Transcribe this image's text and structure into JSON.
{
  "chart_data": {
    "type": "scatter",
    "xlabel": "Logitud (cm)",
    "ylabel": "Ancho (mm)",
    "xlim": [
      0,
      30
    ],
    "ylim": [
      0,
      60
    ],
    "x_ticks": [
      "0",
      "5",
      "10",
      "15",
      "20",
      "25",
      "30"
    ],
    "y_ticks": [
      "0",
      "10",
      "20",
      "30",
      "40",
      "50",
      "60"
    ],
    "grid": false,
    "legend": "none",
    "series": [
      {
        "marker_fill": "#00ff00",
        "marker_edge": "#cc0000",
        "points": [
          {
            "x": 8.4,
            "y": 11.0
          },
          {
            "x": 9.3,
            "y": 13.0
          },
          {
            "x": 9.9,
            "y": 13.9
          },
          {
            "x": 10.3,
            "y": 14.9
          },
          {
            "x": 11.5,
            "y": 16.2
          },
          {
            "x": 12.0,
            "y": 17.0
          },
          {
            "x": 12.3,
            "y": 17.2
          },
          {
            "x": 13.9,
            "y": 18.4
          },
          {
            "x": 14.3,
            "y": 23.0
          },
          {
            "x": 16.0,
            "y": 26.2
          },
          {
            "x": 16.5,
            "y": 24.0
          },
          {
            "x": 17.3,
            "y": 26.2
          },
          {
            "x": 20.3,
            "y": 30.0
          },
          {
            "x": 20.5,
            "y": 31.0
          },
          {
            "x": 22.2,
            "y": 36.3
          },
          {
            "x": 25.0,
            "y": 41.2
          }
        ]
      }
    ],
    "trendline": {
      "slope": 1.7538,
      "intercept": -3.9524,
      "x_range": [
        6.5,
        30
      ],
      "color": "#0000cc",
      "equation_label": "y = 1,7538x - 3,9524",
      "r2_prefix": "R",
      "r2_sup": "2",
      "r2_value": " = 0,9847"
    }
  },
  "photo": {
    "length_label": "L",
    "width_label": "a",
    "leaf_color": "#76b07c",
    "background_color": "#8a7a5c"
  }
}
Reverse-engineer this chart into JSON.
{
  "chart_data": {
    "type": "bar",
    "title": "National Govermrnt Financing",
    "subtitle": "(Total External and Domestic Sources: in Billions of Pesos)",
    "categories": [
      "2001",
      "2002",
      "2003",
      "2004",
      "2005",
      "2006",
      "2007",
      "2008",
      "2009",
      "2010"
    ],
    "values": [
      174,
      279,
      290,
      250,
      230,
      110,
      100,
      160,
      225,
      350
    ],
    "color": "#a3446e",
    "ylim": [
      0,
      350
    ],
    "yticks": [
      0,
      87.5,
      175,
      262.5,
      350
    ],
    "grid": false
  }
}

# # # #

**WORK TO DO:**
Show all lines above holding "this".

**THE RESPONSE:**
Transcribe this image's text and structure into JSON.
Reverse-engineer this chart into JSON.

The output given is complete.